▶ _SET PROBLEM_:
All records must be quoted exactly. Omit the pictures.

▶ _GIVEN INFORMATION_:
........

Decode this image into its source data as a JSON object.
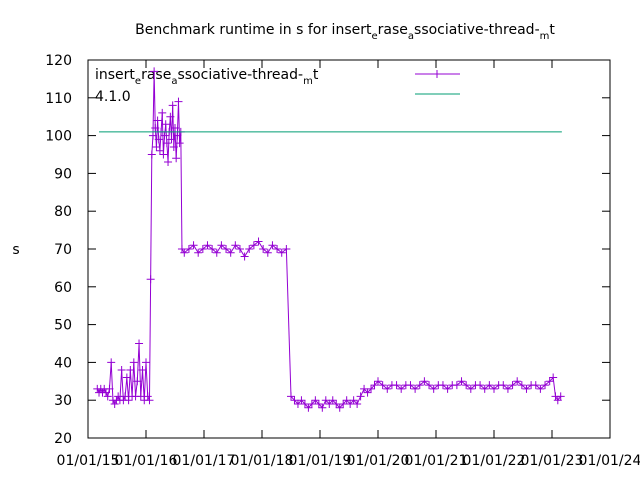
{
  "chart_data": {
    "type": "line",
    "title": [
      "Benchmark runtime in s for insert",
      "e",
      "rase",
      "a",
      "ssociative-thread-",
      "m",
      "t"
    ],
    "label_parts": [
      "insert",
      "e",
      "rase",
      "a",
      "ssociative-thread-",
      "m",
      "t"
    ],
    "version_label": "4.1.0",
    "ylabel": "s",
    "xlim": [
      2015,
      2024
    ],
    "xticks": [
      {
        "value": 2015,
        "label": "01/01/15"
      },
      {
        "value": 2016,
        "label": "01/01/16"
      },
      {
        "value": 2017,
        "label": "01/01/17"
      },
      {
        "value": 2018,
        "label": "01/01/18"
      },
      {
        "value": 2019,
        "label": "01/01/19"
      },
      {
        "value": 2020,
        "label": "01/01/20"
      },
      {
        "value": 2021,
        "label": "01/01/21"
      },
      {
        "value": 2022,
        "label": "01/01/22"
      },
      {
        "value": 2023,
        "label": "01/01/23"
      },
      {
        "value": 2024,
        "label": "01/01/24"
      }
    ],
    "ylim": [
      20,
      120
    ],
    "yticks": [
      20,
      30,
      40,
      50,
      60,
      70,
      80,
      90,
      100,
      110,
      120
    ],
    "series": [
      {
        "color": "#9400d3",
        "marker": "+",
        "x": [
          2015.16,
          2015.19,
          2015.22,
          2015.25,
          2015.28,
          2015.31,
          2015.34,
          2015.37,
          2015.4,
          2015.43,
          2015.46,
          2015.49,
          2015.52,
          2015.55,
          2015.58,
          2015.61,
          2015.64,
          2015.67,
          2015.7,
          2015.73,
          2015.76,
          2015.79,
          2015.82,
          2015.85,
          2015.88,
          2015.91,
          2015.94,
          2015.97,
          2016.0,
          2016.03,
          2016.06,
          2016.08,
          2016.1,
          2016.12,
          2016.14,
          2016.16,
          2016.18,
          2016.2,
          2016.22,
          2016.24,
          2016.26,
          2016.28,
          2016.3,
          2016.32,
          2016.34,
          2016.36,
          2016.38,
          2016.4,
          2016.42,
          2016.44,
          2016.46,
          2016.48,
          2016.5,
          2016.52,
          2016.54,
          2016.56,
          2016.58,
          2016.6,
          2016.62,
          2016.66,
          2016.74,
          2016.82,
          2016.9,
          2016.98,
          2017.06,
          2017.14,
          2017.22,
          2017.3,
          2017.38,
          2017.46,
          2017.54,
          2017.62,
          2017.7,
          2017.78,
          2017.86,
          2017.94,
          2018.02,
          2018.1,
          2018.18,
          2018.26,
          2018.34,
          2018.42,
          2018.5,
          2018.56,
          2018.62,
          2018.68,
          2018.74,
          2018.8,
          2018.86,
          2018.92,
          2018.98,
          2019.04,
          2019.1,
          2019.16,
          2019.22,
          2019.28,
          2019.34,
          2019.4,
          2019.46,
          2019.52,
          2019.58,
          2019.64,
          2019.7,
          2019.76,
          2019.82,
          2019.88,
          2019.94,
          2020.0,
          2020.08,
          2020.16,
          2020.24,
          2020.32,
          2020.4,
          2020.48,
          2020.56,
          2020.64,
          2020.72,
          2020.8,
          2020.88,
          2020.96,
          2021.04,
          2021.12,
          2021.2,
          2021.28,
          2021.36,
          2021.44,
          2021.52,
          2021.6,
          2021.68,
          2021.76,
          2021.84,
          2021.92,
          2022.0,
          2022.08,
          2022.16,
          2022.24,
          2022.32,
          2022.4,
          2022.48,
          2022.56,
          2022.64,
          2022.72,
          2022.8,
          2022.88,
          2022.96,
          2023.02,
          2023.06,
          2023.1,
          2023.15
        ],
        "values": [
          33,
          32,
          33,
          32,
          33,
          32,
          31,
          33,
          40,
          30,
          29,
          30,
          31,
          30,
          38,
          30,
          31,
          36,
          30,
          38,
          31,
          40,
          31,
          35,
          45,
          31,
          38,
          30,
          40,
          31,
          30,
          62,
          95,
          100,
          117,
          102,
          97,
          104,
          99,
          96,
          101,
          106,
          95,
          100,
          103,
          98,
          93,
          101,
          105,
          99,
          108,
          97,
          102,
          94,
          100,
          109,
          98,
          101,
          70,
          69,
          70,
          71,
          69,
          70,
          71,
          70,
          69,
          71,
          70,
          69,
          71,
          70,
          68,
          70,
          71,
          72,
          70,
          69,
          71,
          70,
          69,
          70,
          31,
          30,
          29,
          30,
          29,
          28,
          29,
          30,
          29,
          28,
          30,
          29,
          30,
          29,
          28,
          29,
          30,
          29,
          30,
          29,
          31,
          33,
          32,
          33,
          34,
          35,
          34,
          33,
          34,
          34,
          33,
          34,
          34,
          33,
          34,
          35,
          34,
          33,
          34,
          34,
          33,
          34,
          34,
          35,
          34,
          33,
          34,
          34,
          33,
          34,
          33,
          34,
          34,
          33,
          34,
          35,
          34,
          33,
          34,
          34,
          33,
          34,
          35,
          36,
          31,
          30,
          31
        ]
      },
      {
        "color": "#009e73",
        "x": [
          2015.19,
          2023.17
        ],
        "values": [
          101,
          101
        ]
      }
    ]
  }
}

........

▶ _WRITTEN RESPONSE_:
Decode this image into its source data as a JSON object.
{
  "chart_data": {
    "type": "line",
    "title": [
      "Benchmark runtime in s for insert",
      "e",
      "rase",
      "a",
      "ssociative-thread-",
      "m",
      "t"
    ],
    "label_parts": [
      "insert",
      "e",
      "rase",
      "a",
      "ssociative-thread-",
      "m",
      "t"
    ],
    "version_label": "4.1.0",
    "ylabel": "s",
    "xlim": [
      2015,
      2024
    ],
    "xticks": [
      {
        "value": 2015,
        "label": "01/01/15"
      },
      {
        "value": 2016,
        "label": "01/01/16"
      },
      {
        "value": 2017,
        "label": "01/01/17"
      },
      {
        "value": 2018,
        "label": "01/01/18"
      },
      {
        "value": 2019,
        "label": "01/01/19"
      },
      {
        "value": 2020,
        "label": "01/01/20"
      },
      {
        "value": 2021,
        "label": "01/01/21"
      },
      {
        "value": 2022,
        "label": "01/01/22"
      },
      {
        "value": 2023,
        "label": "01/01/23"
      },
      {
        "value": 2024,
        "label": "01/01/24"
      }
    ],
    "ylim": [
      20,
      120
    ],
    "yticks": [
      20,
      30,
      40,
      50,
      60,
      70,
      80,
      90,
      100,
      110,
      120
    ],
    "series": [
      {
        "color": "#9400d3",
        "marker": "+",
        "x": [
          2015.16,
          2015.19,
          2015.22,
          2015.25,
          2015.28,
          2015.31,
          2015.34,
          2015.37,
          2015.4,
          2015.43,
          2015.46,
          2015.49,
          2015.52,
          2015.55,
          2015.58,
          2015.61,
          2015.64,
          2015.67,
          2015.7,
          2015.73,
          2015.76,
          2015.79,
          2015.82,
          2015.85,
          2015.88,
          2015.91,
          2015.94,
          2015.97,
          2016.0,
          2016.03,
          2016.06,
          2016.08,
          2016.1,
          2016.12,
          2016.14,
          2016.16,
          2016.18,
          2016.2,
          2016.22,
          2016.24,
          2016.26,
          2016.28,
          2016.3,
          2016.32,
          2016.34,
          2016.36,
          2016.38,
          2016.4,
          2016.42,
          2016.44,
          2016.46,
          2016.48,
          2016.5,
          2016.52,
          2016.54,
          2016.56,
          2016.58,
          2016.6,
          2016.62,
          2016.66,
          2016.74,
          2016.82,
          2016.9,
          2016.98,
          2017.06,
          2017.14,
          2017.22,
          2017.3,
          2017.38,
          2017.46,
          2017.54,
          2017.62,
          2017.7,
          2017.78,
          2017.86,
          2017.94,
          2018.02,
          2018.1,
          2018.18,
          2018.26,
          2018.34,
          2018.42,
          2018.5,
          2018.56,
          2018.62,
          2018.68,
          2018.74,
          2018.8,
          2018.86,
          2018.92,
          2018.98,
          2019.04,
          2019.1,
          2019.16,
          2019.22,
          2019.28,
          2019.34,
          2019.4,
          2019.46,
          2019.52,
          2019.58,
          2019.64,
          2019.7,
          2019.76,
          2019.82,
          2019.88,
          2019.94,
          2020.0,
          2020.08,
          2020.16,
          2020.24,
          2020.32,
          2020.4,
          2020.48,
          2020.56,
          2020.64,
          2020.72,
          2020.8,
          2020.88,
          2020.96,
          2021.04,
          2021.12,
          2021.2,
          2021.28,
          2021.36,
          2021.44,
          2021.52,
          2021.6,
          2021.68,
          2021.76,
          2021.84,
          2021.92,
          2022.0,
          2022.08,
          2022.16,
          2022.24,
          2022.32,
          2022.4,
          2022.48,
          2022.56,
          2022.64,
          2022.72,
          2022.8,
          2022.88,
          2022.96,
          2023.02,
          2023.06,
          2023.1,
          2023.15
        ],
        "values": [
          33,
          32,
          33,
          32,
          33,
          32,
          31,
          33,
          40,
          30,
          29,
          30,
          31,
          30,
          38,
          30,
          31,
          36,
          30,
          38,
          31,
          40,
          31,
          35,
          45,
          31,
          38,
          30,
          40,
          31,
          30,
          62,
          95,
          100,
          117,
          102,
          97,
          104,
          99,
          96,
          101,
          106,
          95,
          100,
          103,
          98,
          93,
          101,
          105,
          99,
          108,
          97,
          102,
          94,
          100,
          109,
          98,
          101,
          70,
          69,
          70,
          71,
          69,
          70,
          71,
          70,
          69,
          71,
          70,
          69,
          71,
          70,
          68,
          70,
          71,
          72,
          70,
          69,
          71,
          70,
          69,
          70,
          31,
          30,
          29,
          30,
          29,
          28,
          29,
          30,
          29,
          28,
          30,
          29,
          30,
          29,
          28,
          29,
          30,
          29,
          30,
          29,
          31,
          33,
          32,
          33,
          34,
          35,
          34,
          33,
          34,
          34,
          33,
          34,
          34,
          33,
          34,
          35,
          34,
          33,
          34,
          34,
          33,
          34,
          34,
          35,
          34,
          33,
          34,
          34,
          33,
          34,
          33,
          34,
          34,
          33,
          34,
          35,
          34,
          33,
          34,
          34,
          33,
          34,
          35,
          36,
          31,
          30,
          31
        ]
      },
      {
        "color": "#009e73",
        "x": [
          2015.19,
          2023.17
        ],
        "values": [
          101,
          101
        ]
      }
    ]
  }
}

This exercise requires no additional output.